Copy only the records from the line with "clock-time[interactable]: 18:41 (1832, 1045, 1882, 1057)" up to and including the line with "close-tab-icon[interactable]: ✕ (453, 12, 464, 28)", substituting "messenger" for "telegram" and leaving everything else unchanged.

==*==

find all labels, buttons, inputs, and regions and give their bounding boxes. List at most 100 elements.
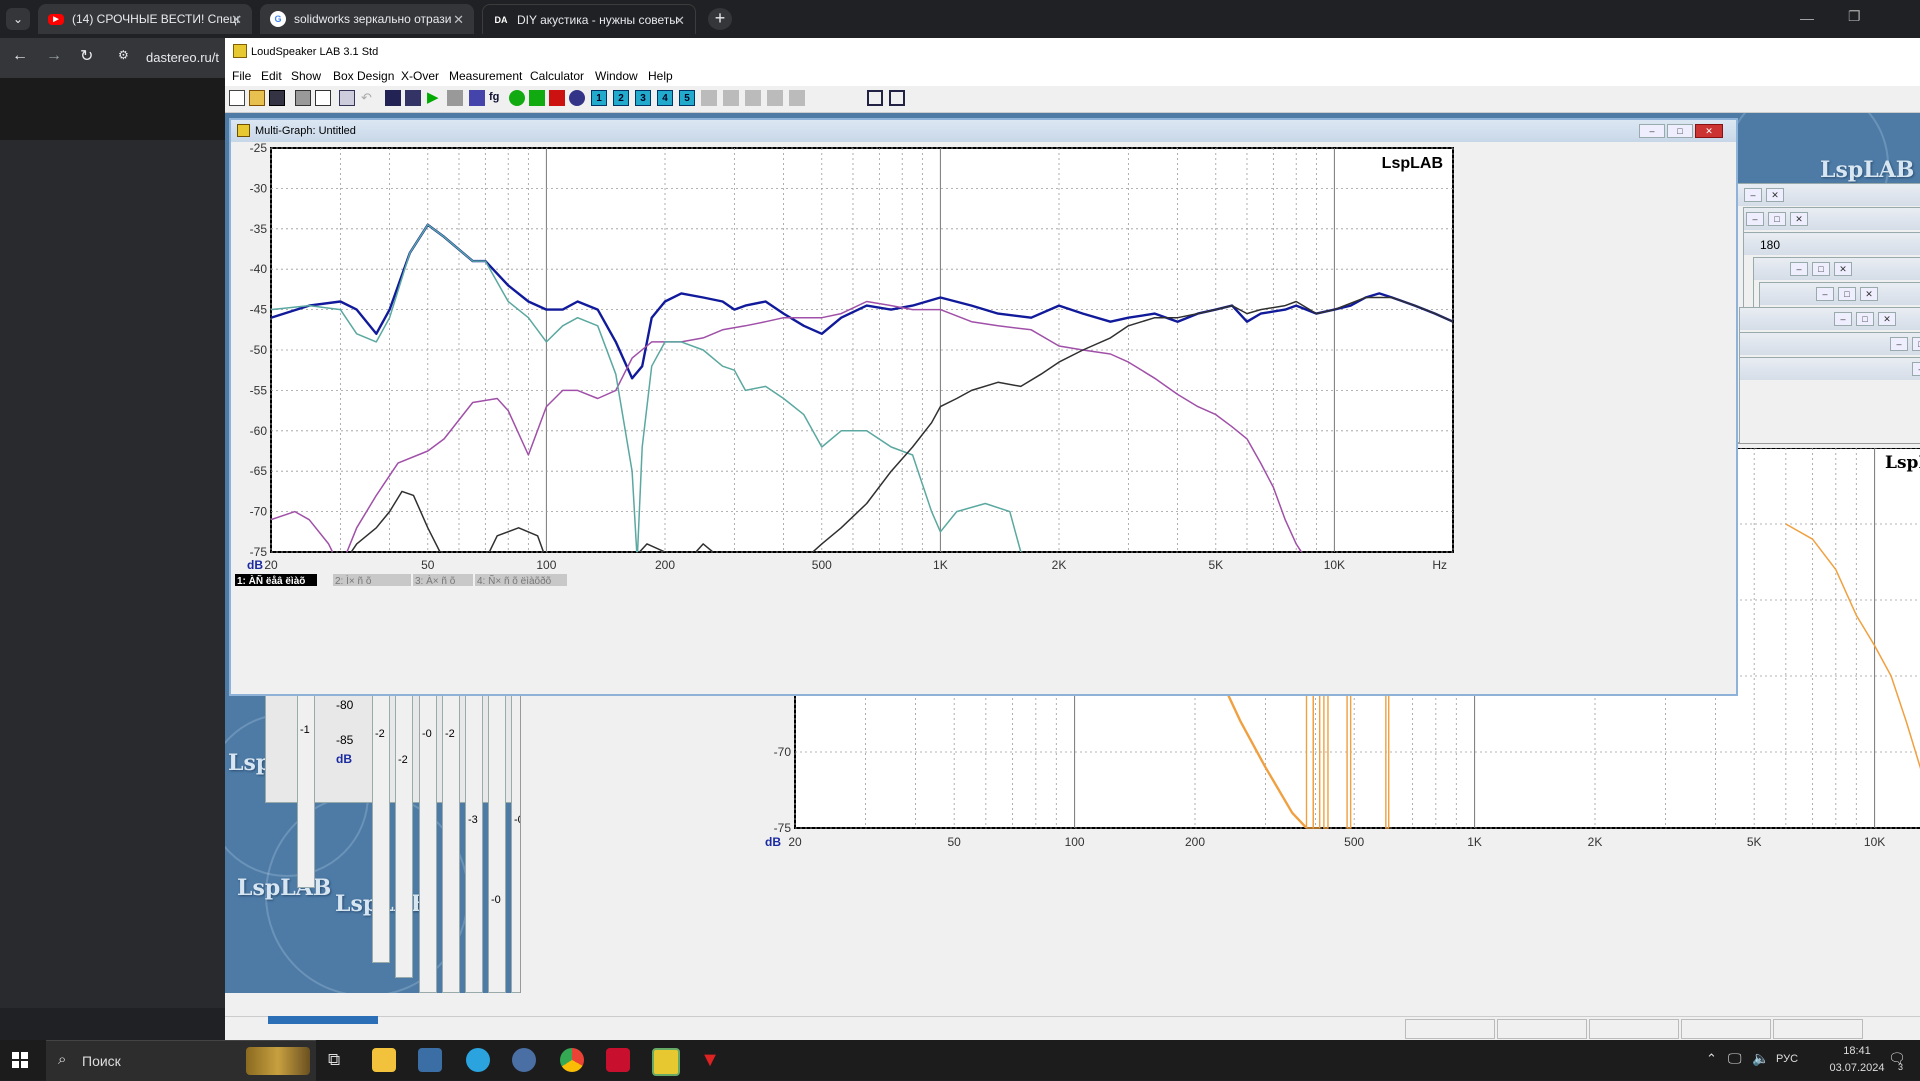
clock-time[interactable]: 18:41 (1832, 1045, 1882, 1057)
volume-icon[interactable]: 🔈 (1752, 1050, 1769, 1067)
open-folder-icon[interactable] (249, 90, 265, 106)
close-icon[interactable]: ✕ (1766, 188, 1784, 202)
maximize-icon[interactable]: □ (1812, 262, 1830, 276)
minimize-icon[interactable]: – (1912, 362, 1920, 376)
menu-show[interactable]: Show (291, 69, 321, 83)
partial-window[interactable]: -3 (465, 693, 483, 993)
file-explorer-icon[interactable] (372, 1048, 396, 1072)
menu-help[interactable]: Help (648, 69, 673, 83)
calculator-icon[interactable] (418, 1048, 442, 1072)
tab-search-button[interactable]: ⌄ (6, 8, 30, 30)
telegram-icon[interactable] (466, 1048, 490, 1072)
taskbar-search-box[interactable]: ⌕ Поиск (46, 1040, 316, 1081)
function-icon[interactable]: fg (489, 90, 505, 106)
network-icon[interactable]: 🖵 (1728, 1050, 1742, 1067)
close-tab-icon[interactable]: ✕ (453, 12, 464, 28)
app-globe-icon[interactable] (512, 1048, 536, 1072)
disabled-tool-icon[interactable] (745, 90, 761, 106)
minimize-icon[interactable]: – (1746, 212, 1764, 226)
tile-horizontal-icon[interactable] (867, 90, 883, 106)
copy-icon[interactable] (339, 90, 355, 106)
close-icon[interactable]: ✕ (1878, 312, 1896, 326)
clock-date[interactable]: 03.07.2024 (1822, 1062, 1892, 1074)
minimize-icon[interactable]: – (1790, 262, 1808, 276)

==*==

• TASK OUTPUT:
clock-time[interactable]: 18:41 (1832, 1045, 1882, 1057)
volume-icon[interactable]: 🔈 (1752, 1050, 1769, 1067)
open-folder-icon[interactable] (249, 90, 265, 106)
close-icon[interactable]: ✕ (1766, 188, 1784, 202)
maximize-icon[interactable]: □ (1812, 262, 1830, 276)
minimize-icon[interactable]: – (1912, 362, 1920, 376)
menu-show[interactable]: Show (291, 69, 321, 83)
partial-window[interactable]: -3 (465, 693, 483, 993)
file-explorer-icon[interactable] (372, 1048, 396, 1072)
menu-help[interactable]: Help (648, 69, 673, 83)
calculator-icon[interactable] (418, 1048, 442, 1072)
tab-search-button[interactable]: ⌄ (6, 8, 30, 30)
messenger-icon[interactable] (466, 1048, 490, 1072)
taskbar-search-box[interactable]: ⌕ Поиск (46, 1040, 316, 1081)
function-icon[interactable]: fg (489, 90, 505, 106)
network-icon[interactable]: 🖵 (1728, 1050, 1742, 1067)
close-tab-icon[interactable]: ✕ (453, 12, 464, 28)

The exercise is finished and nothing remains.